Exercise input below:

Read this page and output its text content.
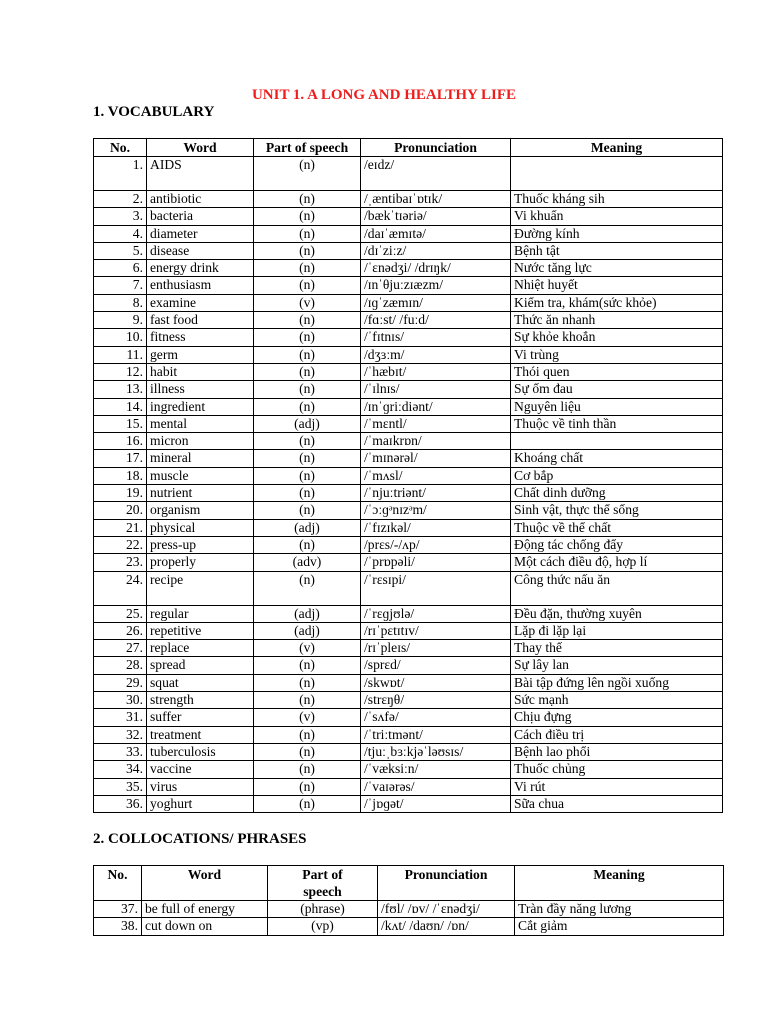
UNIT 1. A LONG AND HEALTHY LIFE
1. VOCABULARY
No.	Word	Part of speech	Pronunciation	Meaning
1.	AIDS	(n)	/eɪdz/	
2.	antibiotic	(n)	/ˌæntibaɪˈɒtɪk/	Thuốc kháng sih
3.	bacteria	(n)	/bækˈtɪəriə/	Vi khuẩn
4.	diameter	(n)	/daɪˈæmɪtə/	Đường kính
5.	disease	(n)	/dɪˈziːz/	Bệnh tật
6.	energy drink	(n)	/ˈɛnədʒi/ /drɪŋk/	Nước tăng lực
7.	enthusiasm	(n)	/ɪnˈθjuːzɪæzm/	Nhiệt huyết
8.	examine	(v)	/ɪɡˈzæmɪn/	Kiểm tra, khám(sức khỏe)
9.	fast food	(n)	/fɑːst/ /fuːd/	Thức ăn nhanh
10.	fitness	(n)	/ˈfɪtnɪs/	Sự khỏe khoắn
11.	germ	(n)	/dʒɜːm/	Vi trùng
12.	habit	(n)	/ˈhæbɪt/	Thói quen
13.	illness	(n)	/ˈɪlnɪs/	Sự ốm đau
14.	ingredient	(n)	/ɪnˈɡriːdiənt/	Nguyên liệu
15.	mental	(adj)	/ˈmɛntl/	Thuộc về tinh thần
16.	micron	(n)	/ˈmaɪkrɒn/	
17.	mineral	(n)	/ˈmɪnərəl/	Khoáng chất
18.	muscle	(n)	/ˈmʌsl/	Cơ bắp
19.	nutrient	(n)	/ˈnjuːtriənt/	Chất dinh dưỡng
20.	organism	(n)	/ˈɔːɡᵊnɪzᵊm/	Sinh vật, thực thể sống
21.	physical	(adj)	/ˈfɪzɪkəl/	Thuộc về thể chất
22.	press-up	(n)	/prɛs/-/ʌp/	Động tác chống đẩy
23.	properly	(adv)	/ˈprɒpəli/	Một cách điều độ, hợp lí
24.	recipe	(n)	/ˈrɛsɪpi/	Công thức nấu ăn
25.	regular	(adj)	/ˈrɛɡjʊlə/	Đều đặn, thường xuyên
26.	repetitive	(adj)	/rɪˈpɛtɪtɪv/	Lặp đi lặp lại
27.	replace	(v)	/rɪˈpleɪs/	Thay thế
28.	spread	(n)	/sprɛd/	Sự lây lan
29.	squat	(n)	/skwɒt/	Bài tập đứng lên ngồi xuống
30.	strength	(n)	/strɛŋθ/	Sức mạnh
31.	suffer	(v)	/ˈsʌfə/	Chịu đựng
32.	treatment	(n)	/ˈtriːtmənt/	Cách điều trị
33.	tuberculosis	(n)	/tjuːˌbɜːkjəˈləʊsɪs/	Bệnh lao phổi
34.	vaccine	(n)	/ˈvæksiːn/	Thuốc chủng
35.	virus	(n)	/ˈvaɪərəs/	Vi rút
36.	yoghurt	(n)	/ˈjɒɡət/	Sữa chua
2. COLLOCATIONS/ PHRASES
No.	Word	Part of speech	Pronunciation	Meaning
37.	be full of energy	(phrase)	/fʊl/ /ɒv/ /ˈɛnədʒi/	Tràn đầy năng lương
38.	cut down on	(vp)	/kʌt/ /daʊn/ /ɒn/	Cắt giảm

End of Exercise input.

=== Task to complete ===
The whole listing above must be returned exactly as written, with no pictures carried over.

=== Your solution ===
Read this page and output its text content.
UNIT 1. A LONG AND HEALTHY LIFE
1. VOCABULARY
No.	Word	Part of speech	Pronunciation	Meaning
1.	AIDS	(n)	/eɪdz/	
2.	antibiotic	(n)	/ˌæntibaɪˈɒtɪk/	Thuốc kháng sih
3.	bacteria	(n)	/bækˈtɪəriə/	Vi khuẩn
4.	diameter	(n)	/daɪˈæmɪtə/	Đường kính
5.	disease	(n)	/dɪˈziːz/	Bệnh tật
6.	energy drink	(n)	/ˈɛnədʒi/ /drɪŋk/	Nước tăng lực
7.	enthusiasm	(n)	/ɪnˈθjuːzɪæzm/	Nhiệt huyết
8.	examine	(v)	/ɪɡˈzæmɪn/	Kiểm tra, khám(sức khỏe)
9.	fast food	(n)	/fɑːst/ /fuːd/	Thức ăn nhanh
10.	fitness	(n)	/ˈfɪtnɪs/	Sự khỏe khoắn
11.	germ	(n)	/dʒɜːm/	Vi trùng
12.	habit	(n)	/ˈhæbɪt/	Thói quen
13.	illness	(n)	/ˈɪlnɪs/	Sự ốm đau
14.	ingredient	(n)	/ɪnˈɡriːdiənt/	Nguyên liệu
15.	mental	(adj)	/ˈmɛntl/	Thuộc về tinh thần
16.	micron	(n)	/ˈmaɪkrɒn/	
17.	mineral	(n)	/ˈmɪnərəl/	Khoáng chất
18.	muscle	(n)	/ˈmʌsl/	Cơ bắp
19.	nutrient	(n)	/ˈnjuːtriənt/	Chất dinh dưỡng
20.	organism	(n)	/ˈɔːɡᵊnɪzᵊm/	Sinh vật, thực thể sống
21.	physical	(adj)	/ˈfɪzɪkəl/	Thuộc về thể chất
22.	press-up	(n)	/prɛs/-/ʌp/	Động tác chống đẩy
23.	properly	(adv)	/ˈprɒpəli/	Một cách điều độ, hợp lí
24.	recipe	(n)	/ˈrɛsɪpi/	Công thức nấu ăn
25.	regular	(adj)	/ˈrɛɡjʊlə/	Đều đặn, thường xuyên
26.	repetitive	(adj)	/rɪˈpɛtɪtɪv/	Lặp đi lặp lại
27.	replace	(v)	/rɪˈpleɪs/	Thay thế
28.	spread	(n)	/sprɛd/	Sự lây lan
29.	squat	(n)	/skwɒt/	Bài tập đứng lên ngồi xuống
30.	strength	(n)	/strɛŋθ/	Sức mạnh
31.	suffer	(v)	/ˈsʌfə/	Chịu đựng
32.	treatment	(n)	/ˈtriːtmənt/	Cách điều trị
33.	tuberculosis	(n)	/tjuːˌbɜːkjəˈləʊsɪs/	Bệnh lao phổi
34.	vaccine	(n)	/ˈvæksiːn/	Thuốc chủng
35.	virus	(n)	/ˈvaɪərəs/	Vi rút
36.	yoghurt	(n)	/ˈjɒɡət/	Sữa chua
2. COLLOCATIONS/ PHRASES
No.	Word	Part of speech	Pronunciation	Meaning
37.	be full of energy	(phrase)	/fʊl/ /ɒv/ /ˈɛnədʒi/	Tràn đầy năng lương
38.	cut down on	(vp)	/kʌt/ /daʊn/ /ɒn/	Cắt giảm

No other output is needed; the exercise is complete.